**TASK TO CARRY OUT**:
Make an exact copy of the lines, leaving the pictures out.

**EXCERPTED DATA**:
************

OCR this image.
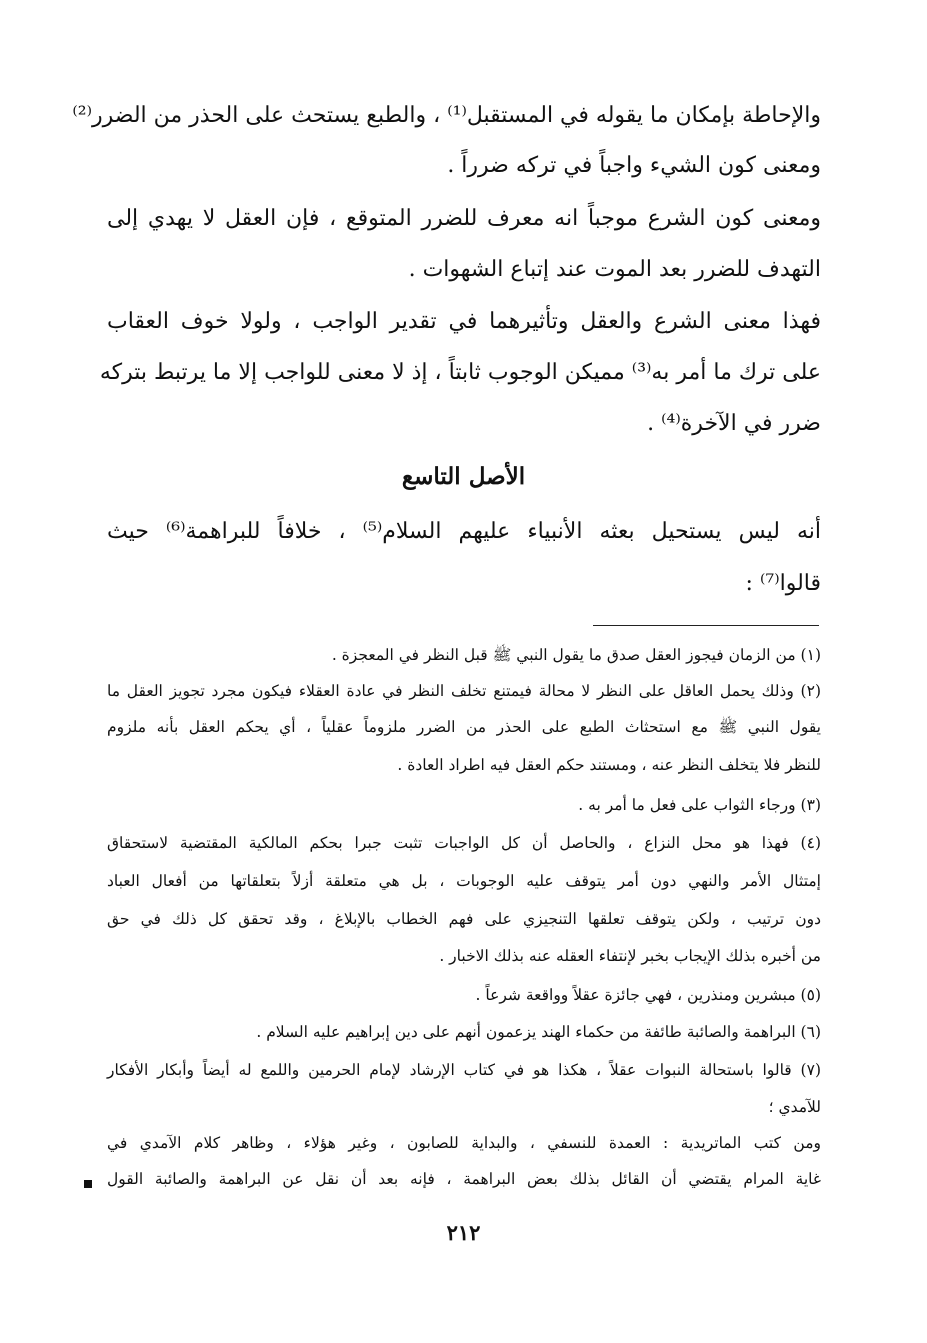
والإحاطة بإمكان ما يقوله في المستقبل⁽¹⁾ ، والطبع يستحث على الحذر من الضرر⁽²⁾
ومعنى كون الشيء واجباً في تركه ضرراً .
ومعنى كون الشرع موجباً انه معرف للضرر المتوقع ، فإن العقل لا يهدي إلى
التهدف للضرر بعد الموت عند إتباع الشهوات .
فهذا معنى الشرع والعقل وتأثيرهما في تقدير الواجب ، ولولا خوف العقاب
على ترك ما أمر به⁽³⁾ مميكن الوجوب ثابتاً ، إذ لا معنى للواجب إلا ما يرتبط بتركه
ضرر في الآخرة⁽⁴⁾ .
الأصل التاسع
أنه ليس يستحيل بعثه الأنبياء عليهم السلام⁽⁵⁾ ، خلافاً للبراهمة⁽⁶⁾ حيث
قالوا⁽⁷⁾ :
(١) من الزمان فيجوز العقل صدق ما يقول النبي ﷺ قبل النظر في المعجزة .
(٢) وذلك يحمل العاقل على النظر لا محالة فيمتنع تخلف النظر في عادة العقلاء فيكون مجرد تجويز العقل ما
يقول النبي ﷺ مع استحثاث الطبع على الحذر من الضرر ملزوماً عقلياً ، أي يحكم العقل بأنه ملزوم
للنظر فلا يتخلف النظر عنه ، ومستند حكم العقل فيه اطراد العادة .
(٣) ورجاء الثواب على فعل ما أمر به .
(٤) فهذا هو محل النزاع ، والحاصل أن كل الواجبات تثبت جبرا بحكم المالكية المقتضية لاستحقاق
إمتثال الأمر والنهي دون أمر يتوقف عليه الوجوبات ، بل هي متعلقة أزلاً بتعلقاتها من أفعال العباد
دون ترتيب ، ولكن يتوقف تعلقها التنجيزي على فهم الخطاب بالإبلاغ ، وقد تحقق كل ذلك في حق
من أخبره بذلك الإيجاب بخبر لإنتفاء العقله عنه بذلك الاخبار .
(٥) مبشرين ومنذرين ، فهي جائزة عقلاً وواقعة شرعاً .
(٦) البراهمة والصائبة طائفة من حكماء الهند يزعمون أنهم على دين إبراهيم عليه السلام .
(٧) قالوا باستحالة النبوات عقلاً ، هكذا هو في كتاب الإرشاد لإمام الحرمين واللمع له أيضاً وأبكار الأفكار
للآمدي ؛
ومن كتب الماتريدية : العمدة للنسفي ، والبداية للصابون ، وغير هؤلاء ، وظاهر كلام الآمدي في
غاية المرام يقتضي أن القائل بذلك بعض البراهمة ، فإنه بعد أن نقل عن البراهمة والصائبة القول
٢١٢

************

**FINISHED TASK**:
OCR this image.
والإحاطة بإمكان ما يقوله في المستقبل⁽¹⁾ ، والطبع يستحث على الحذر من الضرر⁽²⁾
ومعنى كون الشيء واجباً في تركه ضرراً .
ومعنى كون الشرع موجباً انه معرف للضرر المتوقع ، فإن العقل لا يهدي إلى
التهدف للضرر بعد الموت عند إتباع الشهوات .
فهذا معنى الشرع والعقل وتأثيرهما في تقدير الواجب ، ولولا خوف العقاب
على ترك ما أمر به⁽³⁾ مميكن الوجوب ثابتاً ، إذ لا معنى للواجب إلا ما يرتبط بتركه
ضرر في الآخرة⁽⁴⁾ .
الأصل التاسع
أنه ليس يستحيل بعثه الأنبياء عليهم السلام⁽⁵⁾ ، خلافاً للبراهمة⁽⁶⁾ حيث
قالوا⁽⁷⁾ :
(١) من الزمان فيجوز العقل صدق ما يقول النبي ﷺ قبل النظر في المعجزة .
(٢) وذلك يحمل العاقل على النظر لا محالة فيمتنع تخلف النظر في عادة العقلاء فيكون مجرد تجويز العقل ما
يقول النبي ﷺ مع استحثاث الطبع على الحذر من الضرر ملزوماً عقلياً ، أي يحكم العقل بأنه ملزوم
للنظر فلا يتخلف النظر عنه ، ومستند حكم العقل فيه اطراد العادة .
(٣) ورجاء الثواب على فعل ما أمر به .
(٤) فهذا هو محل النزاع ، والحاصل أن كل الواجبات تثبت جبرا بحكم المالكية المقتضية لاستحقاق
إمتثال الأمر والنهي دون أمر يتوقف عليه الوجوبات ، بل هي متعلقة أزلاً بتعلقاتها من أفعال العباد
دون ترتيب ، ولكن يتوقف تعلقها التنجيزي على فهم الخطاب بالإبلاغ ، وقد تحقق كل ذلك في حق
من أخبره بذلك الإيجاب بخبر لإنتفاء العقله عنه بذلك الاخبار .
(٥) مبشرين ومنذرين ، فهي جائزة عقلاً وواقعة شرعاً .
(٦) البراهمة والصائبة طائفة من حكماء الهند يزعمون أنهم على دين إبراهيم عليه السلام .
(٧) قالوا باستحالة النبوات عقلاً ، هكذا هو في كتاب الإرشاد لإمام الحرمين واللمع له أيضاً وأبكار الأفكار
للآمدي ؛
ومن كتب الماتريدية : العمدة للنسفي ، والبداية للصابون ، وغير هؤلاء ، وظاهر كلام الآمدي في
غاية المرام يقتضي أن القائل بذلك بعض البراهمة ، فإنه بعد أن نقل عن البراهمة والصائبة القول
٢١٢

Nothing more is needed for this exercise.